**Data lines**
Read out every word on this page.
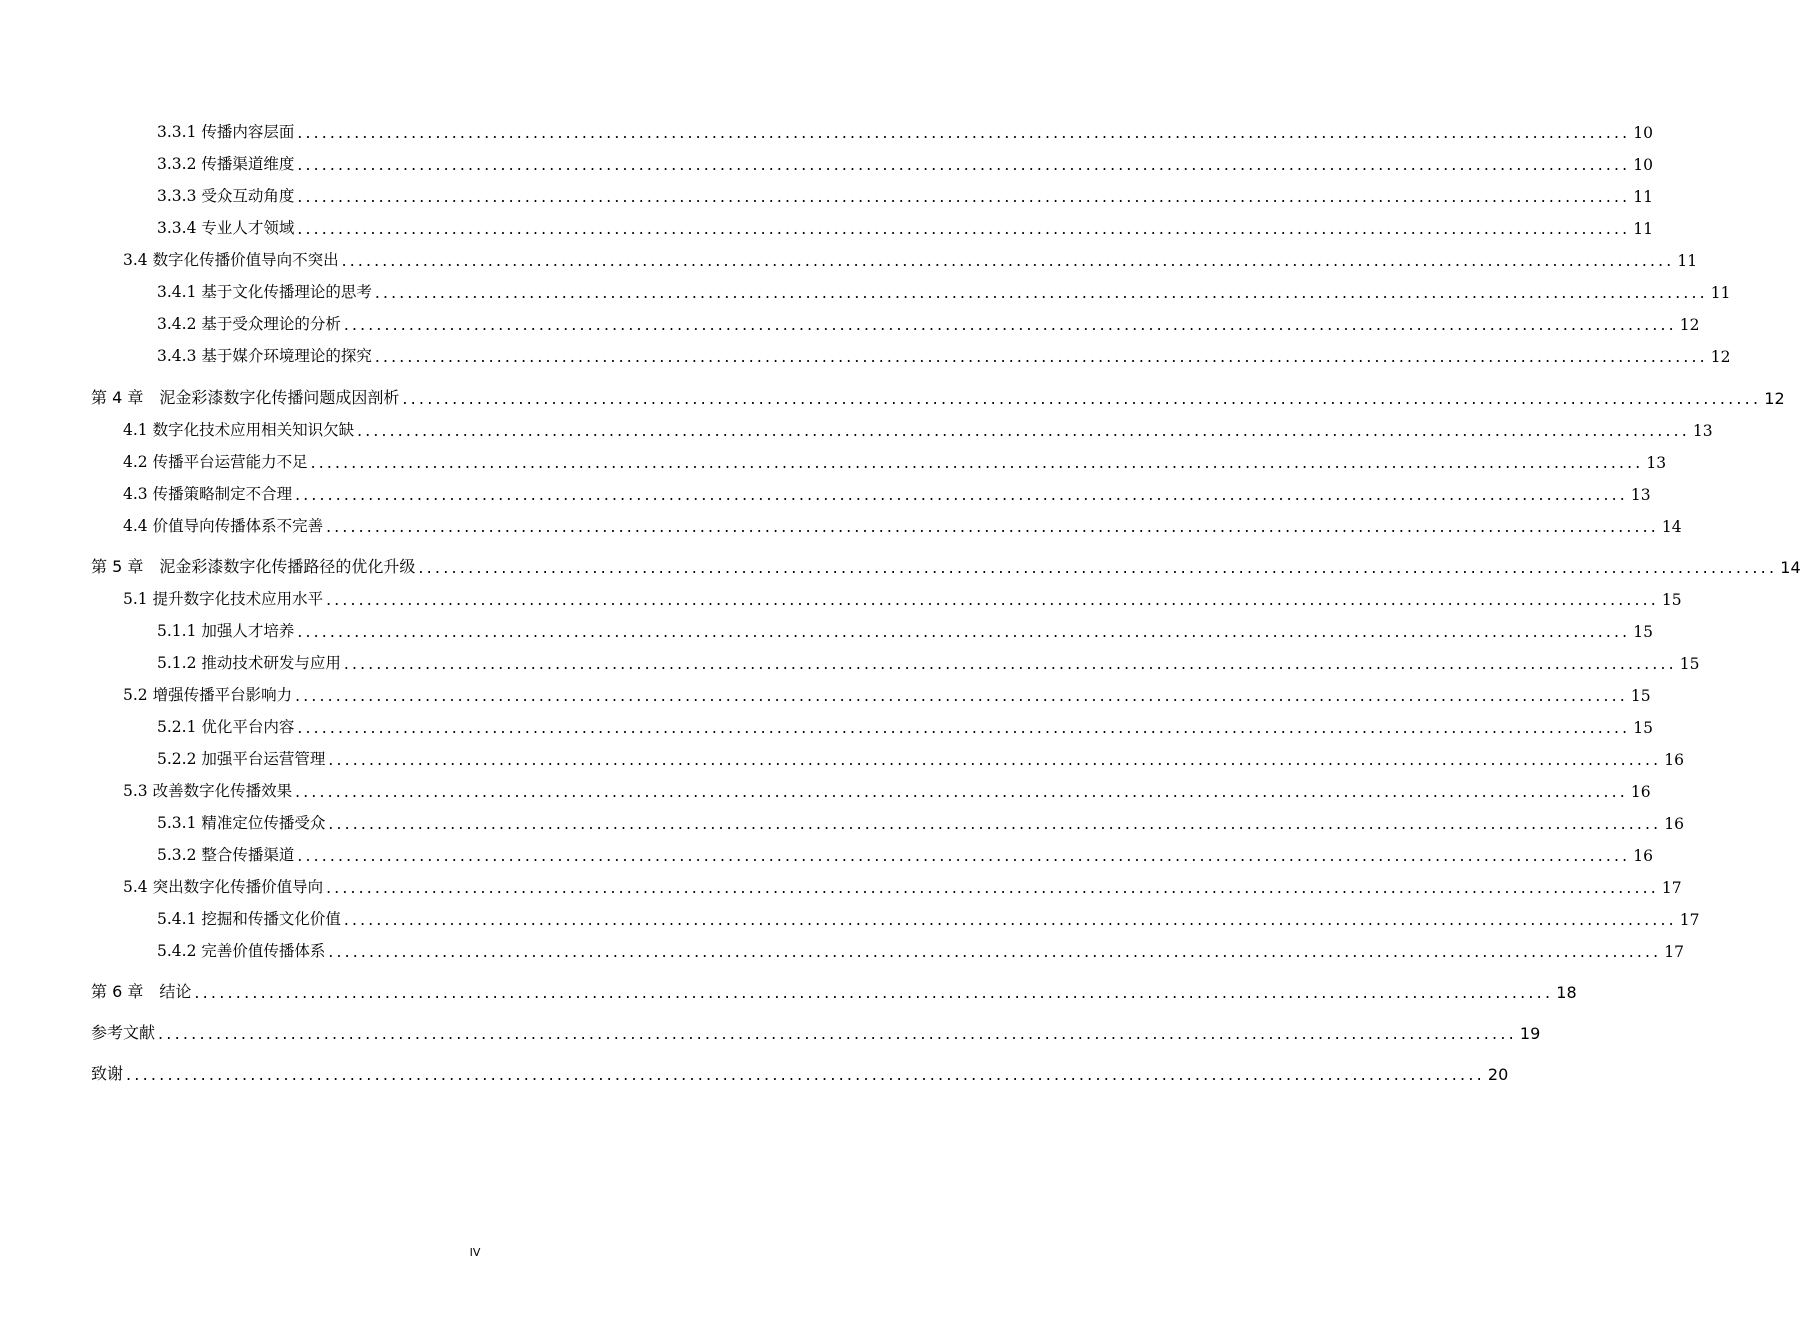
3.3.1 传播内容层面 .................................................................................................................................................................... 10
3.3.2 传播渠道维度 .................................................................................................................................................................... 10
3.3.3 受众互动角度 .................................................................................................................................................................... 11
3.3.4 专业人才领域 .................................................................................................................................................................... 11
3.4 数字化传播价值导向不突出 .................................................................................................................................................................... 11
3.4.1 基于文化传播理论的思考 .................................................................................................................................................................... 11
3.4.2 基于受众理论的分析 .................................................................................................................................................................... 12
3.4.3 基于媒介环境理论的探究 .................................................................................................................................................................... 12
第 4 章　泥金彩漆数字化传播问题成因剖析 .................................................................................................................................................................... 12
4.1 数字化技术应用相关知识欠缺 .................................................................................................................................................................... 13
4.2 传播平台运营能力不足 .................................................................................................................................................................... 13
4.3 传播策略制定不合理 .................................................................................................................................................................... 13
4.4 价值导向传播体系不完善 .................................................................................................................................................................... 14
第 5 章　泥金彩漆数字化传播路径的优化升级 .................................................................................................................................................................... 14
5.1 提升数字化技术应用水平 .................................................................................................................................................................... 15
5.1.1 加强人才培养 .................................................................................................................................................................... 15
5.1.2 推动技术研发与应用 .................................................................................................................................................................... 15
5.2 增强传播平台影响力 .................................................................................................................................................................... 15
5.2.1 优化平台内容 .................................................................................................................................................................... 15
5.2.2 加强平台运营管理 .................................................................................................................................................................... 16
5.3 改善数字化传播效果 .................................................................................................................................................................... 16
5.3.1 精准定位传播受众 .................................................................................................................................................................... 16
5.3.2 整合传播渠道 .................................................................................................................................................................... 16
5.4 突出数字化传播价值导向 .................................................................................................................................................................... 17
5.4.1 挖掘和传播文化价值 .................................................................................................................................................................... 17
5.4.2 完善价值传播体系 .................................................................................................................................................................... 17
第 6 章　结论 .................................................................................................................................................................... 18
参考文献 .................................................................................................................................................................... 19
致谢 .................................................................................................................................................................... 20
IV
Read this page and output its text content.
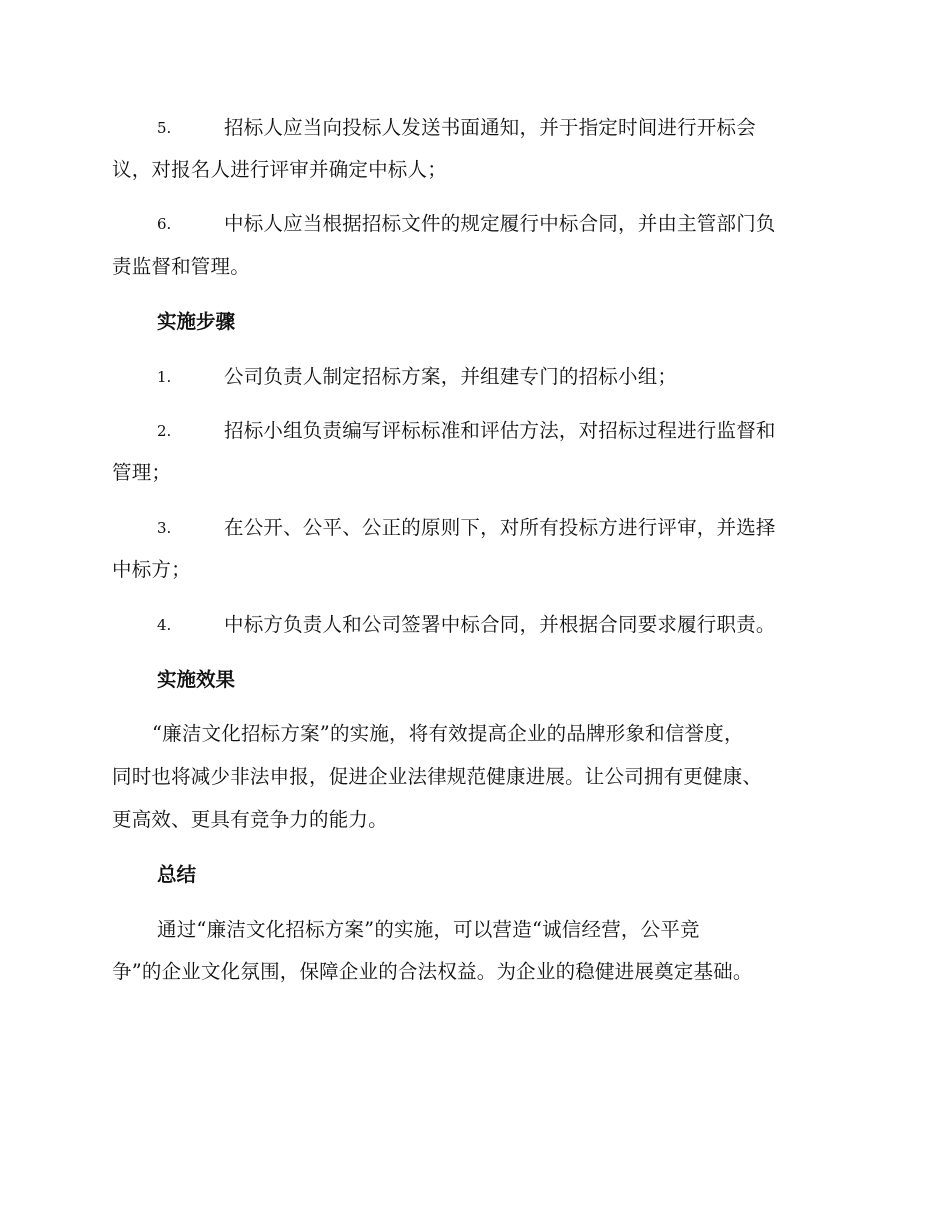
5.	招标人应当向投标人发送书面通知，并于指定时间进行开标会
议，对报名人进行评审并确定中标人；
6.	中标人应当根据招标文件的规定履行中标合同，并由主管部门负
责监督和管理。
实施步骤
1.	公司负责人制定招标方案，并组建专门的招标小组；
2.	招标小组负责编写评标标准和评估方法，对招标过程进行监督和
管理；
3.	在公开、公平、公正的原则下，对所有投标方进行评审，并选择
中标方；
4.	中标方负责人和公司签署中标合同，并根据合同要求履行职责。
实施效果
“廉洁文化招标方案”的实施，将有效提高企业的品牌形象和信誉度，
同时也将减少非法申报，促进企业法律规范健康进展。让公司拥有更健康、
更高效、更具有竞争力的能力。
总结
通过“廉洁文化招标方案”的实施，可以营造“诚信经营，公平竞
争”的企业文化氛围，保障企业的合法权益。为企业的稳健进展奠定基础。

**Required task**
Pictures appear in the records above. Output everything except them, exactly.

**Answer in full**
Read out every word on this page.
3.3.1 传播内容层面 .................................................................................................................................................................... 10
3.3.2 传播渠道维度 .................................................................................................................................................................... 10
3.3.3 受众互动角度 .................................................................................................................................................................... 11
3.3.4 专业人才领域 .................................................................................................................................................................... 11
3.4 数字化传播价值导向不突出 .................................................................................................................................................................... 11
3.4.1 基于文化传播理论的思考 .................................................................................................................................................................... 11
3.4.2 基于受众理论的分析 .................................................................................................................................................................... 12
3.4.3 基于媒介环境理论的探究 .................................................................................................................................................................... 12
第 4 章　泥金彩漆数字化传播问题成因剖析 .................................................................................................................................................................... 12
4.1 数字化技术应用相关知识欠缺 .................................................................................................................................................................... 13
4.2 传播平台运营能力不足 .................................................................................................................................................................... 13
4.3 传播策略制定不合理 .................................................................................................................................................................... 13
4.4 价值导向传播体系不完善 .................................................................................................................................................................... 14
第 5 章　泥金彩漆数字化传播路径的优化升级 .................................................................................................................................................................... 14
5.1 提升数字化技术应用水平 .................................................................................................................................................................... 15
5.1.1 加强人才培养 .................................................................................................................................................................... 15
5.1.2 推动技术研发与应用 .................................................................................................................................................................... 15
5.2 增强传播平台影响力 .................................................................................................................................................................... 15
5.2.1 优化平台内容 .................................................................................................................................................................... 15
5.2.2 加强平台运营管理 .................................................................................................................................................................... 16
5.3 改善数字化传播效果 .................................................................................................................................................................... 16
5.3.1 精准定位传播受众 .................................................................................................................................................................... 16
5.3.2 整合传播渠道 .................................................................................................................................................................... 16
5.4 突出数字化传播价值导向 .................................................................................................................................................................... 17
5.4.1 挖掘和传播文化价值 .................................................................................................................................................................... 17
5.4.2 完善价值传播体系 .................................................................................................................................................................... 17
第 6 章　结论 .................................................................................................................................................................... 18
参考文献 .................................................................................................................................................................... 19
致谢 .................................................................................................................................................................... 20
IV
Read this page and output its text content.
5.	招标人应当向投标人发送书面通知，并于指定时间进行开标会
议，对报名人进行评审并确定中标人；
6.	中标人应当根据招标文件的规定履行中标合同，并由主管部门负
责监督和管理。
实施步骤
1.	公司负责人制定招标方案，并组建专门的招标小组；
2.	招标小组负责编写评标标准和评估方法，对招标过程进行监督和
管理；
3.	在公开、公平、公正的原则下，对所有投标方进行评审，并选择
中标方；
4.	中标方负责人和公司签署中标合同，并根据合同要求履行职责。
实施效果
“廉洁文化招标方案”的实施，将有效提高企业的品牌形象和信誉度，
同时也将减少非法申报，促进企业法律规范健康进展。让公司拥有更健康、
更高效、更具有竞争力的能力。
总结
通过“廉洁文化招标方案”的实施，可以营造“诚信经营，公平竞
争”的企业文化氛围，保障企业的合法权益。为企业的稳健进展奠定基础。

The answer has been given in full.